Start

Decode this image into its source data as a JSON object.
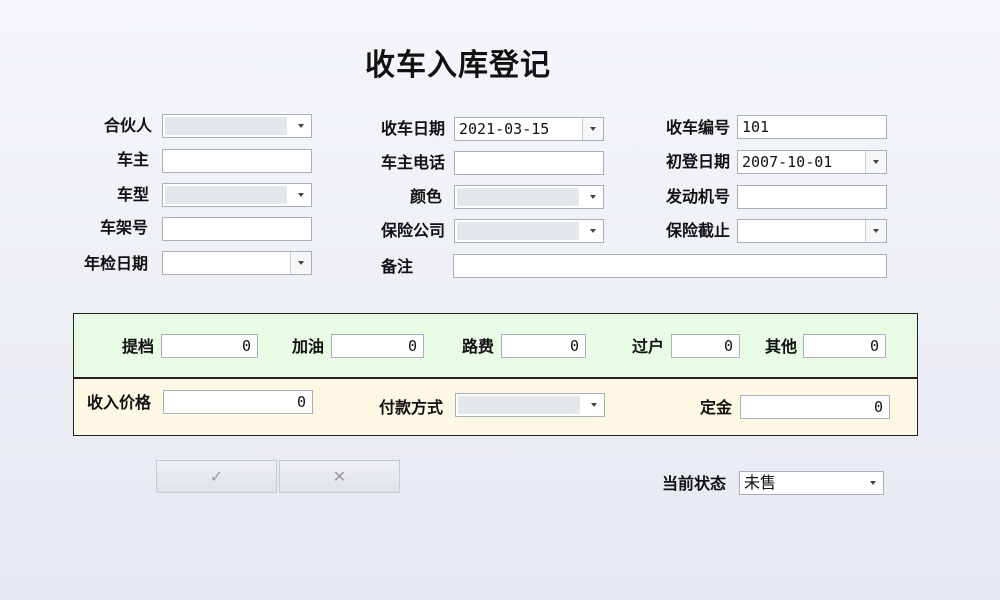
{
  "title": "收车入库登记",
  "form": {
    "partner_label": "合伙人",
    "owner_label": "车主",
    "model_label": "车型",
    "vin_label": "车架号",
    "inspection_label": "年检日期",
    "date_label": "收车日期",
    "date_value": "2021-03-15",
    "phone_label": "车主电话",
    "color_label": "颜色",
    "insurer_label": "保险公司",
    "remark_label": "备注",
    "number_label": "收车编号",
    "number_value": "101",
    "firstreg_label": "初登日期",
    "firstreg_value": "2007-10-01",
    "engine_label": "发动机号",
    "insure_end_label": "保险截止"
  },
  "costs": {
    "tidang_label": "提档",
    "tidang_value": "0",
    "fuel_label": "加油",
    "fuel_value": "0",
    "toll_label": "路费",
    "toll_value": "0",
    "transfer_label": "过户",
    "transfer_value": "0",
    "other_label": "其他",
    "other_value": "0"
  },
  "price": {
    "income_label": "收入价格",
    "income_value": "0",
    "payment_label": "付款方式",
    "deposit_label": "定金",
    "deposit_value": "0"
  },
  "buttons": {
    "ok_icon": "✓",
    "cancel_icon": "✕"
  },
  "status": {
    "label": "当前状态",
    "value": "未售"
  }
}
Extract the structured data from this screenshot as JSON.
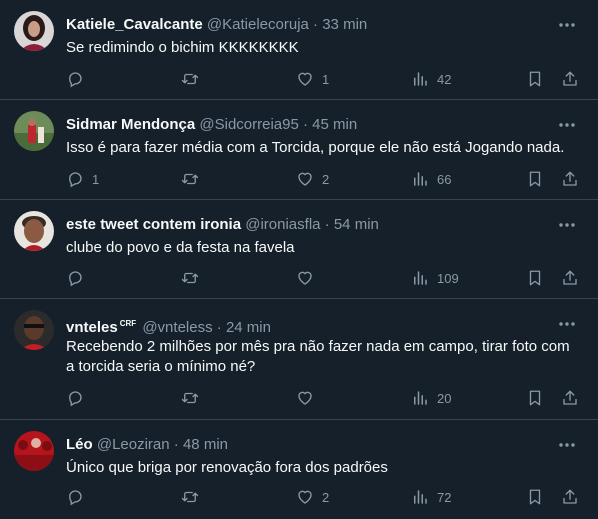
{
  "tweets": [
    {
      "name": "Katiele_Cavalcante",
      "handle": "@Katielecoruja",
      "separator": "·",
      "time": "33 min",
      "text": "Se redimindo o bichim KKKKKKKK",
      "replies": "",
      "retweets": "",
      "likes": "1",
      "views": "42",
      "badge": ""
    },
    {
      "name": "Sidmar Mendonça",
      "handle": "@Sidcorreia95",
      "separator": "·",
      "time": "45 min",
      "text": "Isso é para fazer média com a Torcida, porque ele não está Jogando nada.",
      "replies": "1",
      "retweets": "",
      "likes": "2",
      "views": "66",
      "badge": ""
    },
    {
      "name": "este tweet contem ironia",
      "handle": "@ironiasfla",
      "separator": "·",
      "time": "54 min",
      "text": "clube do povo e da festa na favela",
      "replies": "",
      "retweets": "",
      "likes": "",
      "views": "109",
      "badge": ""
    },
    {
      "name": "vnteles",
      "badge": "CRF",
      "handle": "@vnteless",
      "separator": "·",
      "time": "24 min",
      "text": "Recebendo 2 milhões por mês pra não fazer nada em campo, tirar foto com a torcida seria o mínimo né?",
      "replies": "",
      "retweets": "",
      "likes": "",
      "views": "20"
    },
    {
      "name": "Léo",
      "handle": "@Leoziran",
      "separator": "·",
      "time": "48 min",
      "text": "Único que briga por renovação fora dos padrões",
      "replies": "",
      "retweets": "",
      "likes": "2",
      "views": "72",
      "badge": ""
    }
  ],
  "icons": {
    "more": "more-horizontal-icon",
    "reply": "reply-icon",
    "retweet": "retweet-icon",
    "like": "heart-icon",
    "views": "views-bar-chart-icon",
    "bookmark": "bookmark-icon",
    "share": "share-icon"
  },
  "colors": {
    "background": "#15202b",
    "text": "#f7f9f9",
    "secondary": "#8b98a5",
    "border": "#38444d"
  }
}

End

• [SHORT TASK]
Transcribe the records above exactly, leaving out every picture.

• [RESPONSE TO THIS EXERCISE]
Decode this image into its source data as a JSON object.
{
  "title": "收车入库登记",
  "form": {
    "partner_label": "合伙人",
    "owner_label": "车主",
    "model_label": "车型",
    "vin_label": "车架号",
    "inspection_label": "年检日期",
    "date_label": "收车日期",
    "date_value": "2021-03-15",
    "phone_label": "车主电话",
    "color_label": "颜色",
    "insurer_label": "保险公司",
    "remark_label": "备注",
    "number_label": "收车编号",
    "number_value": "101",
    "firstreg_label": "初登日期",
    "firstreg_value": "2007-10-01",
    "engine_label": "发动机号",
    "insure_end_label": "保险截止"
  },
  "costs": {
    "tidang_label": "提档",
    "tidang_value": "0",
    "fuel_label": "加油",
    "fuel_value": "0",
    "toll_label": "路费",
    "toll_value": "0",
    "transfer_label": "过户",
    "transfer_value": "0",
    "other_label": "其他",
    "other_value": "0"
  },
  "price": {
    "income_label": "收入价格",
    "income_value": "0",
    "payment_label": "付款方式",
    "deposit_label": "定金",
    "deposit_value": "0"
  },
  "buttons": {
    "ok_icon": "✓",
    "cancel_icon": "✕"
  },
  "status": {
    "label": "当前状态",
    "value": "未售"
  }
}
Extract the structured data from this screenshot as JSON.
{
  "tweets": [
    {
      "name": "Katiele_Cavalcante",
      "handle": "@Katielecoruja",
      "separator": "·",
      "time": "33 min",
      "text": "Se redimindo o bichim KKKKKKKK",
      "replies": "",
      "retweets": "",
      "likes": "1",
      "views": "42",
      "badge": ""
    },
    {
      "name": "Sidmar Mendonça",
      "handle": "@Sidcorreia95",
      "separator": "·",
      "time": "45 min",
      "text": "Isso é para fazer média com a Torcida, porque ele não está Jogando nada.",
      "replies": "1",
      "retweets": "",
      "likes": "2",
      "views": "66",
      "badge": ""
    },
    {
      "name": "este tweet contem ironia",
      "handle": "@ironiasfla",
      "separator": "·",
      "time": "54 min",
      "text": "clube do povo e da festa na favela",
      "replies": "",
      "retweets": "",
      "likes": "",
      "views": "109",
      "badge": ""
    },
    {
      "name": "vnteles",
      "badge": "CRF",
      "handle": "@vnteless",
      "separator": "·",
      "time": "24 min",
      "text": "Recebendo 2 milhões por mês pra não fazer nada em campo, tirar foto com a torcida seria o mínimo né?",
      "replies": "",
      "retweets": "",
      "likes": "",
      "views": "20"
    },
    {
      "name": "Léo",
      "handle": "@Leoziran",
      "separator": "·",
      "time": "48 min",
      "text": "Único que briga por renovação fora dos padrões",
      "replies": "",
      "retweets": "",
      "likes": "2",
      "views": "72",
      "badge": ""
    }
  ],
  "icons": {
    "more": "more-horizontal-icon",
    "reply": "reply-icon",
    "retweet": "retweet-icon",
    "like": "heart-icon",
    "views": "views-bar-chart-icon",
    "bookmark": "bookmark-icon",
    "share": "share-icon"
  },
  "colors": {
    "background": "#15202b",
    "text": "#f7f9f9",
    "secondary": "#8b98a5",
    "border": "#38444d"
  }
}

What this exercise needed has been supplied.